### Task description
Reproduce the material in full, exactly as written.

### Provided records
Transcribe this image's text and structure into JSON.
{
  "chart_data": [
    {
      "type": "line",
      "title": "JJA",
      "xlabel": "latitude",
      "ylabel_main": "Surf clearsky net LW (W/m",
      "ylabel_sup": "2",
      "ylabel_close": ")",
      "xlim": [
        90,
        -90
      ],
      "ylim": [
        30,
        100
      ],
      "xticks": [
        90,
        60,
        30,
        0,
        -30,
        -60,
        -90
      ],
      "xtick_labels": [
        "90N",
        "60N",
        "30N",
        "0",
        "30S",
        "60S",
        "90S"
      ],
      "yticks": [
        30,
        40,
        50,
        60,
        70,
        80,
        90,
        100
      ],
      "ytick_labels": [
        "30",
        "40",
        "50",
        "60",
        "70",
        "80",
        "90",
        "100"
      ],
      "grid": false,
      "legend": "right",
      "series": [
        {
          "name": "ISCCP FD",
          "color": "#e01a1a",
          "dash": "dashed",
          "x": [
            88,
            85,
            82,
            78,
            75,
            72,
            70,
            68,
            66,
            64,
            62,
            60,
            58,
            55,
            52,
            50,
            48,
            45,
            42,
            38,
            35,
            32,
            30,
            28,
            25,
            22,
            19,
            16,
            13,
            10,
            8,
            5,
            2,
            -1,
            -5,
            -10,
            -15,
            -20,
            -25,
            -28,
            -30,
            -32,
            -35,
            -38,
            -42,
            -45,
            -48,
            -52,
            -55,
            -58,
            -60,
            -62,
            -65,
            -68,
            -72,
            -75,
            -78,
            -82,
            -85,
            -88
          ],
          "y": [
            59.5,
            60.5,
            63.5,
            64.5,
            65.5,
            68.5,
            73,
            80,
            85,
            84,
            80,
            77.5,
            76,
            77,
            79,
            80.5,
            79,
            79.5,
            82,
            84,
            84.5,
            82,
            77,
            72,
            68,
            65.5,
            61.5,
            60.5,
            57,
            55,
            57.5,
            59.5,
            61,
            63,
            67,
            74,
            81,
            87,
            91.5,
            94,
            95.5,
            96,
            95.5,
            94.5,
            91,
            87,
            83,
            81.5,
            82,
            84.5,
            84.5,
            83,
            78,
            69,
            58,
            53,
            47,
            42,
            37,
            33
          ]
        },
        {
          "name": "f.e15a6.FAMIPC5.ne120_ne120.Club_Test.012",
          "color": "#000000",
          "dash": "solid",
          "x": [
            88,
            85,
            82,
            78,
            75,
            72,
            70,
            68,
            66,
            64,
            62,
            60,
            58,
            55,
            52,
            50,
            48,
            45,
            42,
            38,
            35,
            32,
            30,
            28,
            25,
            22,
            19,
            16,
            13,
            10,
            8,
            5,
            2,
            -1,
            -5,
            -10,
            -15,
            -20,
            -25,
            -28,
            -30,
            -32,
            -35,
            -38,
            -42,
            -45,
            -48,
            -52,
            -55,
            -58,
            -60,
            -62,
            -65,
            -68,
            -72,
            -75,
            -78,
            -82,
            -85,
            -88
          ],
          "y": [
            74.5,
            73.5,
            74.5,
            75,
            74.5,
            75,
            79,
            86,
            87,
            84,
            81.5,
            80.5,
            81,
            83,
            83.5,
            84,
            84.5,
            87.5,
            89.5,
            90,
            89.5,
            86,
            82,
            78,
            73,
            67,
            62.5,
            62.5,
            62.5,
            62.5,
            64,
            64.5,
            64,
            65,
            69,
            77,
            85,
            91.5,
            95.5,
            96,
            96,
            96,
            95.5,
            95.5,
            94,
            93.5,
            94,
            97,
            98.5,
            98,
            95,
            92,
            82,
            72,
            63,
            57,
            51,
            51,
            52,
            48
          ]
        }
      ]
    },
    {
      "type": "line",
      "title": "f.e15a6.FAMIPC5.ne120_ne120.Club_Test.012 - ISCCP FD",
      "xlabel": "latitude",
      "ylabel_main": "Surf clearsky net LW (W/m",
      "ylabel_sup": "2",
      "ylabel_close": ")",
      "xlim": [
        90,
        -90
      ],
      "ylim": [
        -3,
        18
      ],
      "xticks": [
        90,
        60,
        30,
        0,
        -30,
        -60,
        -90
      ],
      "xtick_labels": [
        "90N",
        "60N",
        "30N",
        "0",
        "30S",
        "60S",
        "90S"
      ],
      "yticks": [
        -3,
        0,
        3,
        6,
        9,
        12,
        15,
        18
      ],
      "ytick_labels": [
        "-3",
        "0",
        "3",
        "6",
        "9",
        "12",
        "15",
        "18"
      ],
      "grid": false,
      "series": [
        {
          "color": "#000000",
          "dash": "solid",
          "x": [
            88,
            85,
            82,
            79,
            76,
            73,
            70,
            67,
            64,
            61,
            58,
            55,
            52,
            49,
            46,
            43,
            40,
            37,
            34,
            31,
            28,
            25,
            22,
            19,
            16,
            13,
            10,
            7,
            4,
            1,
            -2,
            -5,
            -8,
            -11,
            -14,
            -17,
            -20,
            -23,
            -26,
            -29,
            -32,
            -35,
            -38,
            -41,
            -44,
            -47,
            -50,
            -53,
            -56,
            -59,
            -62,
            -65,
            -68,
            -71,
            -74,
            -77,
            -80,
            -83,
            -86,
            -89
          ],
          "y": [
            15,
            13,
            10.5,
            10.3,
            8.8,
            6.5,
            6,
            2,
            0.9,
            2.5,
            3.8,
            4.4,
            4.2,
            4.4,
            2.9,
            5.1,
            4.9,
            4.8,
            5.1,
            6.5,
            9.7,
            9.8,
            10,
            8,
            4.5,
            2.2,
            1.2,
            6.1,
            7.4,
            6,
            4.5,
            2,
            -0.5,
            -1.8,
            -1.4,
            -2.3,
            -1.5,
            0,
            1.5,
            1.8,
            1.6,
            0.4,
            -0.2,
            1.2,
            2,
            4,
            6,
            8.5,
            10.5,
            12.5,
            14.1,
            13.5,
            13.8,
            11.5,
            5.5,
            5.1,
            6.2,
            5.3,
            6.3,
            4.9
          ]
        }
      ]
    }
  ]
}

### Exercise answer
Transcribe this image's text and structure into JSON.
{
  "chart_data": [
    {
      "type": "line",
      "title": "JJA",
      "xlabel": "latitude",
      "ylabel_main": "Surf clearsky net LW (W/m",
      "ylabel_sup": "2",
      "ylabel_close": ")",
      "xlim": [
        90,
        -90
      ],
      "ylim": [
        30,
        100
      ],
      "xticks": [
        90,
        60,
        30,
        0,
        -30,
        -60,
        -90
      ],
      "xtick_labels": [
        "90N",
        "60N",
        "30N",
        "0",
        "30S",
        "60S",
        "90S"
      ],
      "yticks": [
        30,
        40,
        50,
        60,
        70,
        80,
        90,
        100
      ],
      "ytick_labels": [
        "30",
        "40",
        "50",
        "60",
        "70",
        "80",
        "90",
        "100"
      ],
      "grid": false,
      "legend": "right",
      "series": [
        {
          "name": "ISCCP FD",
          "color": "#e01a1a",
          "dash": "dashed",
          "x": [
            88,
            85,
            82,
            78,
            75,
            72,
            70,
            68,
            66,
            64,
            62,
            60,
            58,
            55,
            52,
            50,
            48,
            45,
            42,
            38,
            35,
            32,
            30,
            28,
            25,
            22,
            19,
            16,
            13,
            10,
            8,
            5,
            2,
            -1,
            -5,
            -10,
            -15,
            -20,
            -25,
            -28,
            -30,
            -32,
            -35,
            -38,
            -42,
            -45,
            -48,
            -52,
            -55,
            -58,
            -60,
            -62,
            -65,
            -68,
            -72,
            -75,
            -78,
            -82,
            -85,
            -88
          ],
          "y": [
            59.5,
            60.5,
            63.5,
            64.5,
            65.5,
            68.5,
            73,
            80,
            85,
            84,
            80,
            77.5,
            76,
            77,
            79,
            80.5,
            79,
            79.5,
            82,
            84,
            84.5,
            82,
            77,
            72,
            68,
            65.5,
            61.5,
            60.5,
            57,
            55,
            57.5,
            59.5,
            61,
            63,
            67,
            74,
            81,
            87,
            91.5,
            94,
            95.5,
            96,
            95.5,
            94.5,
            91,
            87,
            83,
            81.5,
            82,
            84.5,
            84.5,
            83,
            78,
            69,
            58,
            53,
            47,
            42,
            37,
            33
          ]
        },
        {
          "name": "f.e15a6.FAMIPC5.ne120_ne120.Club_Test.012",
          "color": "#000000",
          "dash": "solid",
          "x": [
            88,
            85,
            82,
            78,
            75,
            72,
            70,
            68,
            66,
            64,
            62,
            60,
            58,
            55,
            52,
            50,
            48,
            45,
            42,
            38,
            35,
            32,
            30,
            28,
            25,
            22,
            19,
            16,
            13,
            10,
            8,
            5,
            2,
            -1,
            -5,
            -10,
            -15,
            -20,
            -25,
            -28,
            -30,
            -32,
            -35,
            -38,
            -42,
            -45,
            -48,
            -52,
            -55,
            -58,
            -60,
            -62,
            -65,
            -68,
            -72,
            -75,
            -78,
            -82,
            -85,
            -88
          ],
          "y": [
            74.5,
            73.5,
            74.5,
            75,
            74.5,
            75,
            79,
            86,
            87,
            84,
            81.5,
            80.5,
            81,
            83,
            83.5,
            84,
            84.5,
            87.5,
            89.5,
            90,
            89.5,
            86,
            82,
            78,
            73,
            67,
            62.5,
            62.5,
            62.5,
            62.5,
            64,
            64.5,
            64,
            65,
            69,
            77,
            85,
            91.5,
            95.5,
            96,
            96,
            96,
            95.5,
            95.5,
            94,
            93.5,
            94,
            97,
            98.5,
            98,
            95,
            92,
            82,
            72,
            63,
            57,
            51,
            51,
            52,
            48
          ]
        }
      ]
    },
    {
      "type": "line",
      "title": "f.e15a6.FAMIPC5.ne120_ne120.Club_Test.012 - ISCCP FD",
      "xlabel": "latitude",
      "ylabel_main": "Surf clearsky net LW (W/m",
      "ylabel_sup": "2",
      "ylabel_close": ")",
      "xlim": [
        90,
        -90
      ],
      "ylim": [
        -3,
        18
      ],
      "xticks": [
        90,
        60,
        30,
        0,
        -30,
        -60,
        -90
      ],
      "xtick_labels": [
        "90N",
        "60N",
        "30N",
        "0",
        "30S",
        "60S",
        "90S"
      ],
      "yticks": [
        -3,
        0,
        3,
        6,
        9,
        12,
        15,
        18
      ],
      "ytick_labels": [
        "-3",
        "0",
        "3",
        "6",
        "9",
        "12",
        "15",
        "18"
      ],
      "grid": false,
      "series": [
        {
          "color": "#000000",
          "dash": "solid",
          "x": [
            88,
            85,
            82,
            79,
            76,
            73,
            70,
            67,
            64,
            61,
            58,
            55,
            52,
            49,
            46,
            43,
            40,
            37,
            34,
            31,
            28,
            25,
            22,
            19,
            16,
            13,
            10,
            7,
            4,
            1,
            -2,
            -5,
            -8,
            -11,
            -14,
            -17,
            -20,
            -23,
            -26,
            -29,
            -32,
            -35,
            -38,
            -41,
            -44,
            -47,
            -50,
            -53,
            -56,
            -59,
            -62,
            -65,
            -68,
            -71,
            -74,
            -77,
            -80,
            -83,
            -86,
            -89
          ],
          "y": [
            15,
            13,
            10.5,
            10.3,
            8.8,
            6.5,
            6,
            2,
            0.9,
            2.5,
            3.8,
            4.4,
            4.2,
            4.4,
            2.9,
            5.1,
            4.9,
            4.8,
            5.1,
            6.5,
            9.7,
            9.8,
            10,
            8,
            4.5,
            2.2,
            1.2,
            6.1,
            7.4,
            6,
            4.5,
            2,
            -0.5,
            -1.8,
            -1.4,
            -2.3,
            -1.5,
            0,
            1.5,
            1.8,
            1.6,
            0.4,
            -0.2,
            1.2,
            2,
            4,
            6,
            8.5,
            10.5,
            12.5,
            14.1,
            13.5,
            13.8,
            11.5,
            5.5,
            5.1,
            6.2,
            5.3,
            6.3,
            4.9
          ]
        }
      ]
    }
  ]
}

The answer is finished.